* _PROBLEM STATEMENT_
Without including any images, reproduce each entry exactly.

* _DATA SECTION_
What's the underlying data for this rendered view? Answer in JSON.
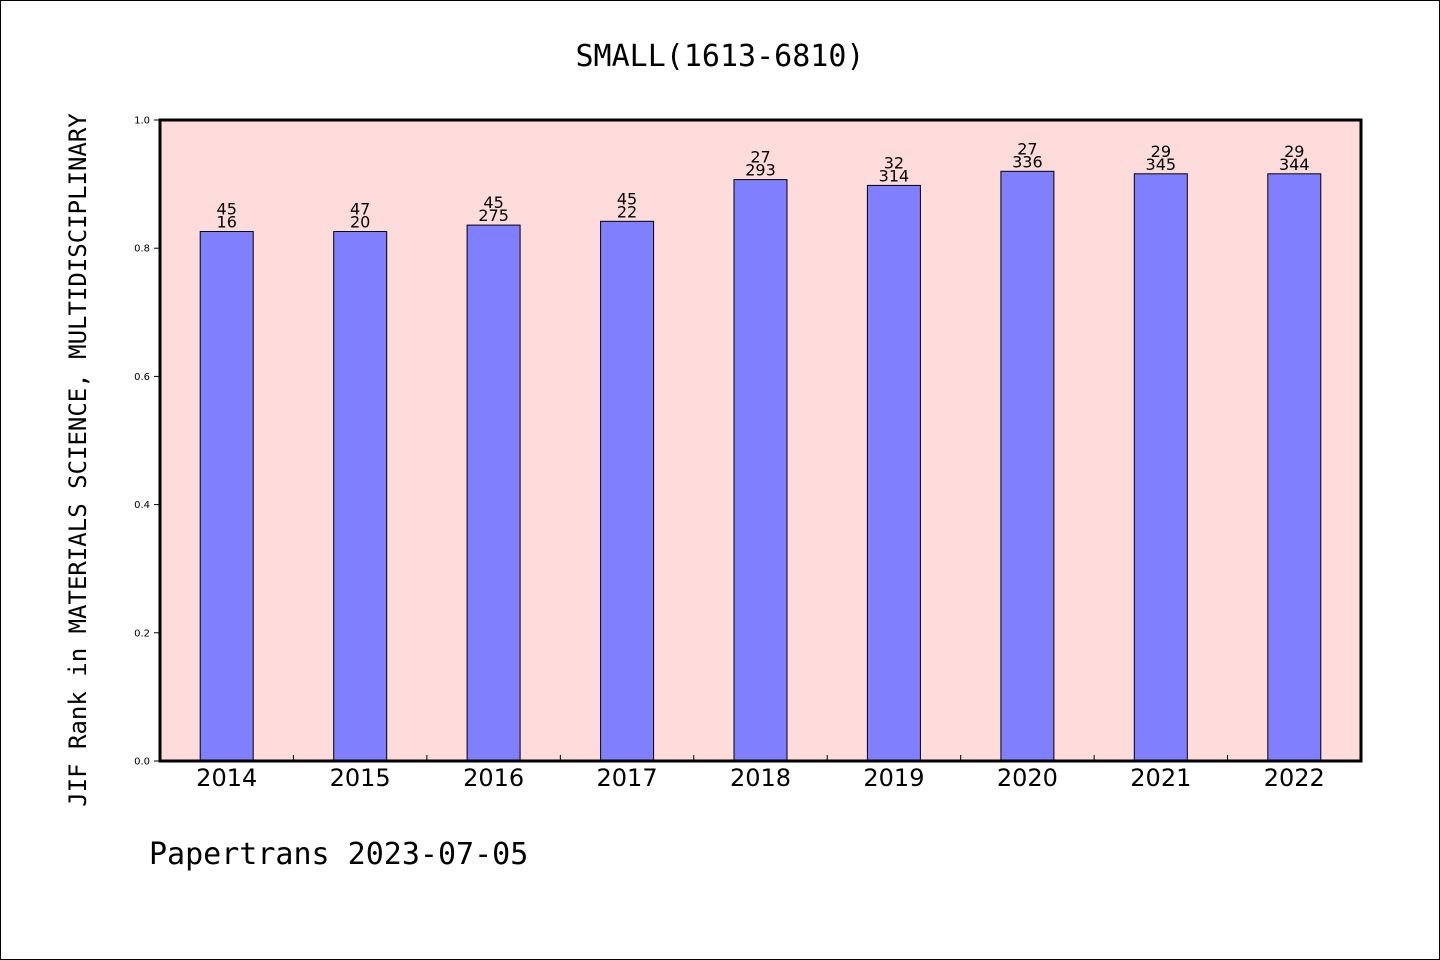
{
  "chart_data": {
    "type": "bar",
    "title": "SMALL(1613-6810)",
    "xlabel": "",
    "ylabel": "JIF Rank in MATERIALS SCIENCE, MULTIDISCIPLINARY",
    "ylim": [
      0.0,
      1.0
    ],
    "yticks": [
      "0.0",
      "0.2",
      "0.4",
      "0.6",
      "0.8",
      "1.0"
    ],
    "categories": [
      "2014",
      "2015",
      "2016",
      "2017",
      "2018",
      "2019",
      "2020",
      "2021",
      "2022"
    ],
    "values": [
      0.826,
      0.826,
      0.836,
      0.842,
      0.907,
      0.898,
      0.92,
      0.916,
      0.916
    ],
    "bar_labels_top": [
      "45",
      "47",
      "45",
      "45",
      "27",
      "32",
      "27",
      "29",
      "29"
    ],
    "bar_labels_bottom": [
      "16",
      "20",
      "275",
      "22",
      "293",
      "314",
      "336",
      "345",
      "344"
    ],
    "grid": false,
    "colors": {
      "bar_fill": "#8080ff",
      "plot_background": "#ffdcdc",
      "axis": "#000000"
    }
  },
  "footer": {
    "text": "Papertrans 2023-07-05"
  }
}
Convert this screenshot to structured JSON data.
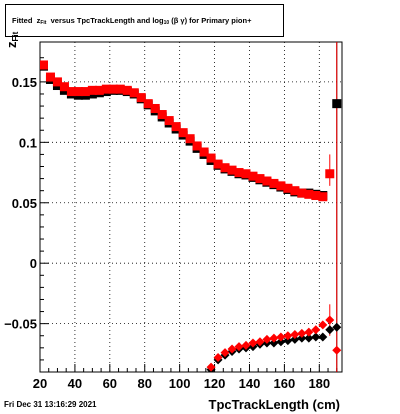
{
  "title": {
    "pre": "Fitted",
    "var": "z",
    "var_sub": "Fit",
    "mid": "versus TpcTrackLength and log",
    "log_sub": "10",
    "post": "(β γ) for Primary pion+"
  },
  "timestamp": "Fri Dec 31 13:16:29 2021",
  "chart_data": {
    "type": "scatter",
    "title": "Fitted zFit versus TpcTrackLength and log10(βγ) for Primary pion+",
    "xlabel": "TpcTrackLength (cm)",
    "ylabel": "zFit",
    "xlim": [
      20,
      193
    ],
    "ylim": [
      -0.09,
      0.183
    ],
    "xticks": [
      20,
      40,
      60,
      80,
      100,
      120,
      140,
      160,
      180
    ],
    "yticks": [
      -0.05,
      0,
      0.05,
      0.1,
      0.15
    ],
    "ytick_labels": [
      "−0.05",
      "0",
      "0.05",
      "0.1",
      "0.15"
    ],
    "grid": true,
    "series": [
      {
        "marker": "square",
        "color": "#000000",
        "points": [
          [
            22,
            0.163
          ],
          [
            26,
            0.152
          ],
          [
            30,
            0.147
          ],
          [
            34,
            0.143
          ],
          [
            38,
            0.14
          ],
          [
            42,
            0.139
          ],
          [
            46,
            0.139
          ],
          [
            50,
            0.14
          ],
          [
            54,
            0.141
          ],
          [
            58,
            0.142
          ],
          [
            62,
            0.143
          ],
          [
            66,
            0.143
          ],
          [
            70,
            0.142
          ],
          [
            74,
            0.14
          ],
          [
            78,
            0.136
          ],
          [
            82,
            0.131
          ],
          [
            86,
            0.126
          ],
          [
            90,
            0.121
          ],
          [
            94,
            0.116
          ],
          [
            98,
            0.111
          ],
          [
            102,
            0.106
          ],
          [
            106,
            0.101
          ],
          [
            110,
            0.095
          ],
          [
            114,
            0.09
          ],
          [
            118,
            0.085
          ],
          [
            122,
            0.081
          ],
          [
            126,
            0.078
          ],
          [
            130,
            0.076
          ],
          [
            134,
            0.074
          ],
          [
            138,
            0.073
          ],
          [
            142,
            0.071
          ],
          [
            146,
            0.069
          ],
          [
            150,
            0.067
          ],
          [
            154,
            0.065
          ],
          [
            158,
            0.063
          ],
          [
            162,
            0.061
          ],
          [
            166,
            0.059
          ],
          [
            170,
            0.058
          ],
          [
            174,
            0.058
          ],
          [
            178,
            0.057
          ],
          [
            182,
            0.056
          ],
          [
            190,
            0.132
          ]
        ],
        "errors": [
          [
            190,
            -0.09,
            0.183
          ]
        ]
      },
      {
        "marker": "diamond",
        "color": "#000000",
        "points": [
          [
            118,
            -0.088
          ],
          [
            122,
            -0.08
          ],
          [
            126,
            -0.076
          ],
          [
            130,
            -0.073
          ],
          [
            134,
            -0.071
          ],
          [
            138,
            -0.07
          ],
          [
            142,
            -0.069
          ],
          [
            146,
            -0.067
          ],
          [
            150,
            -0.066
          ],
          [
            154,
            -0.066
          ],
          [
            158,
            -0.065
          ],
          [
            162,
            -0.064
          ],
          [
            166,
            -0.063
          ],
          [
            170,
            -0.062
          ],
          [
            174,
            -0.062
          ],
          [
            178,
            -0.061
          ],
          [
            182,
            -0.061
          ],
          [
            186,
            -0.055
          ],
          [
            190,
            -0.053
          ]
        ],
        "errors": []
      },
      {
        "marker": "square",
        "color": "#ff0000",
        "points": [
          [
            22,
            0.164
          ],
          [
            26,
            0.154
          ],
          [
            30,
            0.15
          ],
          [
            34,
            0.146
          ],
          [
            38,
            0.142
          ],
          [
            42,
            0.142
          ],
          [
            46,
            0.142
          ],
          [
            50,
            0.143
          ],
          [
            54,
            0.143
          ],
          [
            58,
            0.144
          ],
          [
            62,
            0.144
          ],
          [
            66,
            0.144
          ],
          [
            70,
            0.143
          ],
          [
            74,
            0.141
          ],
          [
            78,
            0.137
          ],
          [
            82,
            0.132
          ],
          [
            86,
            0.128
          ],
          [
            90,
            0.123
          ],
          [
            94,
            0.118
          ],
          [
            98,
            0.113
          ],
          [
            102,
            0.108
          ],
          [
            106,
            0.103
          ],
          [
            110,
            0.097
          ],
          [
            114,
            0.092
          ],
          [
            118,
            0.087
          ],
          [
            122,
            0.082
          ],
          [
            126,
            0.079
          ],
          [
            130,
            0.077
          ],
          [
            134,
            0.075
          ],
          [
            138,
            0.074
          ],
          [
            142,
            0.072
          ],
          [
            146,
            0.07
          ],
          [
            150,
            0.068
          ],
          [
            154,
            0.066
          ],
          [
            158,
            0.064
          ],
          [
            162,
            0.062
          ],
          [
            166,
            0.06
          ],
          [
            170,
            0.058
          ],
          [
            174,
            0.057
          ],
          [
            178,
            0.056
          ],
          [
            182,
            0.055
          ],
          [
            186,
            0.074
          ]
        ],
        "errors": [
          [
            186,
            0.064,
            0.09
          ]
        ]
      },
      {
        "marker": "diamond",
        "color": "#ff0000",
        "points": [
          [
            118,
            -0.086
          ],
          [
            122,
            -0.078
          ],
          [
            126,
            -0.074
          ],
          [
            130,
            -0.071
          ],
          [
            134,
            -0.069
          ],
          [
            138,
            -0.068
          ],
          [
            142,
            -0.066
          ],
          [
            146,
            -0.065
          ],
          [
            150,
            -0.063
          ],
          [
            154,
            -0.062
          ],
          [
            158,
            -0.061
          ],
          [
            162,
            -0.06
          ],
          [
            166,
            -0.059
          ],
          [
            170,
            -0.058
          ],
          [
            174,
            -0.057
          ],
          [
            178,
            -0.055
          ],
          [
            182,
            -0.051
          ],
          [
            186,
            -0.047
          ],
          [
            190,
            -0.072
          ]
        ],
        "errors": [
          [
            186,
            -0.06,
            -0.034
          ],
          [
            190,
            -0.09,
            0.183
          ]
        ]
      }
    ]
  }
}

* _ANSWER TO THE TASK_
What's the underlying data for this rendered view? Answer in JSON.
{
  "chart_data": {
    "type": "bar",
    "title": "SMALL(1613-6810)",
    "xlabel": "",
    "ylabel": "JIF Rank in MATERIALS SCIENCE, MULTIDISCIPLINARY",
    "ylim": [
      0.0,
      1.0
    ],
    "yticks": [
      "0.0",
      "0.2",
      "0.4",
      "0.6",
      "0.8",
      "1.0"
    ],
    "categories": [
      "2014",
      "2015",
      "2016",
      "2017",
      "2018",
      "2019",
      "2020",
      "2021",
      "2022"
    ],
    "values": [
      0.826,
      0.826,
      0.836,
      0.842,
      0.907,
      0.898,
      0.92,
      0.916,
      0.916
    ],
    "bar_labels_top": [
      "45",
      "47",
      "45",
      "45",
      "27",
      "32",
      "27",
      "29",
      "29"
    ],
    "bar_labels_bottom": [
      "16",
      "20",
      "275",
      "22",
      "293",
      "314",
      "336",
      "345",
      "344"
    ],
    "grid": false,
    "colors": {
      "bar_fill": "#8080ff",
      "plot_background": "#ffdcdc",
      "axis": "#000000"
    }
  },
  "footer": {
    "text": "Papertrans 2023-07-05"
  }
}
Convert this screenshot to structured JSON data.
{
  "title": {
    "pre": "Fitted",
    "var": "z",
    "var_sub": "Fit",
    "mid": "versus TpcTrackLength and log",
    "log_sub": "10",
    "post": "(β γ) for Primary pion+"
  },
  "timestamp": "Fri Dec 31 13:16:29 2021",
  "chart_data": {
    "type": "scatter",
    "title": "Fitted zFit versus TpcTrackLength and log10(βγ) for Primary pion+",
    "xlabel": "TpcTrackLength (cm)",
    "ylabel": "zFit",
    "xlim": [
      20,
      193
    ],
    "ylim": [
      -0.09,
      0.183
    ],
    "xticks": [
      20,
      40,
      60,
      80,
      100,
      120,
      140,
      160,
      180
    ],
    "yticks": [
      -0.05,
      0,
      0.05,
      0.1,
      0.15
    ],
    "ytick_labels": [
      "−0.05",
      "0",
      "0.05",
      "0.1",
      "0.15"
    ],
    "grid": true,
    "series": [
      {
        "marker": "square",
        "color": "#000000",
        "points": [
          [
            22,
            0.163
          ],
          [
            26,
            0.152
          ],
          [
            30,
            0.147
          ],
          [
            34,
            0.143
          ],
          [
            38,
            0.14
          ],
          [
            42,
            0.139
          ],
          [
            46,
            0.139
          ],
          [
            50,
            0.14
          ],
          [
            54,
            0.141
          ],
          [
            58,
            0.142
          ],
          [
            62,
            0.143
          ],
          [
            66,
            0.143
          ],
          [
            70,
            0.142
          ],
          [
            74,
            0.14
          ],
          [
            78,
            0.136
          ],
          [
            82,
            0.131
          ],
          [
            86,
            0.126
          ],
          [
            90,
            0.121
          ],
          [
            94,
            0.116
          ],
          [
            98,
            0.111
          ],
          [
            102,
            0.106
          ],
          [
            106,
            0.101
          ],
          [
            110,
            0.095
          ],
          [
            114,
            0.09
          ],
          [
            118,
            0.085
          ],
          [
            122,
            0.081
          ],
          [
            126,
            0.078
          ],
          [
            130,
            0.076
          ],
          [
            134,
            0.074
          ],
          [
            138,
            0.073
          ],
          [
            142,
            0.071
          ],
          [
            146,
            0.069
          ],
          [
            150,
            0.067
          ],
          [
            154,
            0.065
          ],
          [
            158,
            0.063
          ],
          [
            162,
            0.061
          ],
          [
            166,
            0.059
          ],
          [
            170,
            0.058
          ],
          [
            174,
            0.058
          ],
          [
            178,
            0.057
          ],
          [
            182,
            0.056
          ],
          [
            190,
            0.132
          ]
        ],
        "errors": [
          [
            190,
            -0.09,
            0.183
          ]
        ]
      },
      {
        "marker": "diamond",
        "color": "#000000",
        "points": [
          [
            118,
            -0.088
          ],
          [
            122,
            -0.08
          ],
          [
            126,
            -0.076
          ],
          [
            130,
            -0.073
          ],
          [
            134,
            -0.071
          ],
          [
            138,
            -0.07
          ],
          [
            142,
            -0.069
          ],
          [
            146,
            -0.067
          ],
          [
            150,
            -0.066
          ],
          [
            154,
            -0.066
          ],
          [
            158,
            -0.065
          ],
          [
            162,
            -0.064
          ],
          [
            166,
            -0.063
          ],
          [
            170,
            -0.062
          ],
          [
            174,
            -0.062
          ],
          [
            178,
            -0.061
          ],
          [
            182,
            -0.061
          ],
          [
            186,
            -0.055
          ],
          [
            190,
            -0.053
          ]
        ],
        "errors": []
      },
      {
        "marker": "square",
        "color": "#ff0000",
        "points": [
          [
            22,
            0.164
          ],
          [
            26,
            0.154
          ],
          [
            30,
            0.15
          ],
          [
            34,
            0.146
          ],
          [
            38,
            0.142
          ],
          [
            42,
            0.142
          ],
          [
            46,
            0.142
          ],
          [
            50,
            0.143
          ],
          [
            54,
            0.143
          ],
          [
            58,
            0.144
          ],
          [
            62,
            0.144
          ],
          [
            66,
            0.144
          ],
          [
            70,
            0.143
          ],
          [
            74,
            0.141
          ],
          [
            78,
            0.137
          ],
          [
            82,
            0.132
          ],
          [
            86,
            0.128
          ],
          [
            90,
            0.123
          ],
          [
            94,
            0.118
          ],
          [
            98,
            0.113
          ],
          [
            102,
            0.108
          ],
          [
            106,
            0.103
          ],
          [
            110,
            0.097
          ],
          [
            114,
            0.092
          ],
          [
            118,
            0.087
          ],
          [
            122,
            0.082
          ],
          [
            126,
            0.079
          ],
          [
            130,
            0.077
          ],
          [
            134,
            0.075
          ],
          [
            138,
            0.074
          ],
          [
            142,
            0.072
          ],
          [
            146,
            0.07
          ],
          [
            150,
            0.068
          ],
          [
            154,
            0.066
          ],
          [
            158,
            0.064
          ],
          [
            162,
            0.062
          ],
          [
            166,
            0.06
          ],
          [
            170,
            0.058
          ],
          [
            174,
            0.057
          ],
          [
            178,
            0.056
          ],
          [
            182,
            0.055
          ],
          [
            186,
            0.074
          ]
        ],
        "errors": [
          [
            186,
            0.064,
            0.09
          ]
        ]
      },
      {
        "marker": "diamond",
        "color": "#ff0000",
        "points": [
          [
            118,
            -0.086
          ],
          [
            122,
            -0.078
          ],
          [
            126,
            -0.074
          ],
          [
            130,
            -0.071
          ],
          [
            134,
            -0.069
          ],
          [
            138,
            -0.068
          ],
          [
            142,
            -0.066
          ],
          [
            146,
            -0.065
          ],
          [
            150,
            -0.063
          ],
          [
            154,
            -0.062
          ],
          [
            158,
            -0.061
          ],
          [
            162,
            -0.06
          ],
          [
            166,
            -0.059
          ],
          [
            170,
            -0.058
          ],
          [
            174,
            -0.057
          ],
          [
            178,
            -0.055
          ],
          [
            182,
            -0.051
          ],
          [
            186,
            -0.047
          ],
          [
            190,
            -0.072
          ]
        ],
        "errors": [
          [
            186,
            -0.06,
            -0.034
          ],
          [
            190,
            -0.09,
            0.183
          ]
        ]
      }
    ]
  }
}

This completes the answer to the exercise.